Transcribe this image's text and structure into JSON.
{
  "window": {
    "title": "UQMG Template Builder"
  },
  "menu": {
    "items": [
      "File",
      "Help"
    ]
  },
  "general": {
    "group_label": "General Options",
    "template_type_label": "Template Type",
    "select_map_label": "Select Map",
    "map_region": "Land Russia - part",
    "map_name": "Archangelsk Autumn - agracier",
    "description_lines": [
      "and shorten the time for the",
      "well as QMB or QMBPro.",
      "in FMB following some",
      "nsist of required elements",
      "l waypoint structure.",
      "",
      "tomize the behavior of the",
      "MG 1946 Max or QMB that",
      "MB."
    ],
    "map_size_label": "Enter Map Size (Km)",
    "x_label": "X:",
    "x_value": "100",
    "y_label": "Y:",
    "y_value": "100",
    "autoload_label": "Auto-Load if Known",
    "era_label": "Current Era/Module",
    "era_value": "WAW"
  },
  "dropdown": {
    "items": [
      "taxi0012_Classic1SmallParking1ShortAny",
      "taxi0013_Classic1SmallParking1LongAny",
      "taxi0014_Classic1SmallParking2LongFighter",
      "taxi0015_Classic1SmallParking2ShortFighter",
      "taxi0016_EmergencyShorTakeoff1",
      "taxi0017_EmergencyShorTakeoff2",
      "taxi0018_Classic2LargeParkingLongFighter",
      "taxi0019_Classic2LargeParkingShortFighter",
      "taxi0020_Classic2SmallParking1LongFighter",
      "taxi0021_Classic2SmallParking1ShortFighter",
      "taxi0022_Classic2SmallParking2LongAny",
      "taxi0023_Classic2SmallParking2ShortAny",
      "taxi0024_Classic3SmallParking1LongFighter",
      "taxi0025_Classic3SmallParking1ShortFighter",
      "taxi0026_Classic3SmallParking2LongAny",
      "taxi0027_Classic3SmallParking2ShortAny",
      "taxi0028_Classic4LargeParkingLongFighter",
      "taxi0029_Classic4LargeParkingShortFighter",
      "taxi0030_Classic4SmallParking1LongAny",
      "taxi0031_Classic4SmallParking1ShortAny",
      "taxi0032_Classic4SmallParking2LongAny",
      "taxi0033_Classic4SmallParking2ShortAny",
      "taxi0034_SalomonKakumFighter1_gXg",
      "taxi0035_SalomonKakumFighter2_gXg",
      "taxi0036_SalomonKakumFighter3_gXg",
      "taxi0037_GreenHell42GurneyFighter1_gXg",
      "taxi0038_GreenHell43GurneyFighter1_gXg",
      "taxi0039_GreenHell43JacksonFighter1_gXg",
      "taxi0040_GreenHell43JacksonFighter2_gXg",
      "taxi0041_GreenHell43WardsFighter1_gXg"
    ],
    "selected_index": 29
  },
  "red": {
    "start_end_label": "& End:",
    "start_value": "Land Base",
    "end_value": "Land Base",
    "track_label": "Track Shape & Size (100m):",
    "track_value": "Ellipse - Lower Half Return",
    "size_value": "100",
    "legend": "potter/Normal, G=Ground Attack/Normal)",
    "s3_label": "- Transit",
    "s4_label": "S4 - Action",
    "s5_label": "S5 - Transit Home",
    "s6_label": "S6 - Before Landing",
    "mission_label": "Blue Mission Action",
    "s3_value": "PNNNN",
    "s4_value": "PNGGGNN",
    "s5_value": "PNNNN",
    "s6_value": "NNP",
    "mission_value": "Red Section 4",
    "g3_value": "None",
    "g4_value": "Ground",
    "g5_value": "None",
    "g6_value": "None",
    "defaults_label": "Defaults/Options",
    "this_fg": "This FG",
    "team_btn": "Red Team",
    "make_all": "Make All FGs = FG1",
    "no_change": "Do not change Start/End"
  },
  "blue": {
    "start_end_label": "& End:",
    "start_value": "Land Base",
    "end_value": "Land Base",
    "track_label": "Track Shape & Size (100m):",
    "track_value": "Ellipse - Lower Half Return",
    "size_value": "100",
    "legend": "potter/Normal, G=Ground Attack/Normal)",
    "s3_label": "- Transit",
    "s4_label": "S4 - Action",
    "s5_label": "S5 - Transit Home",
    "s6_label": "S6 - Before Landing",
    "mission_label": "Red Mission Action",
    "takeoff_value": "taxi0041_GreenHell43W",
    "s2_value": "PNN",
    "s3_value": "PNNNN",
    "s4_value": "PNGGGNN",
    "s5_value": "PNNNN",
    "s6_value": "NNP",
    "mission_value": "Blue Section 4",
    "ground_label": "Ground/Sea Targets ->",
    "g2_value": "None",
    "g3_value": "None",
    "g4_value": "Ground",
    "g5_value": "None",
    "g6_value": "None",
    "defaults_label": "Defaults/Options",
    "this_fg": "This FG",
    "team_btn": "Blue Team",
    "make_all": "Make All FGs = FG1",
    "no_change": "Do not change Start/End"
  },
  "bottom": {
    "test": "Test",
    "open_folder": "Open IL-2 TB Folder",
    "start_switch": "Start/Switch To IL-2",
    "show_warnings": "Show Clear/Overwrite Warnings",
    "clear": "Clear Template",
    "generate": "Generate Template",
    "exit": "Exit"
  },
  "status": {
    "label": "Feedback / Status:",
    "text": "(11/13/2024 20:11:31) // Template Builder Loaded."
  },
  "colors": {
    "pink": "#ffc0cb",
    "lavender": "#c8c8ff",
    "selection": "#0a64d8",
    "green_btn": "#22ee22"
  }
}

- [TO DO]
Search the records for the word "Clear" and copy every line where it occurs.

- [SOLUTION TO THE PROBLEM]
    "show_warnings": "Show Clear/Overwrite Warnings",
    "clear": "Clear Template",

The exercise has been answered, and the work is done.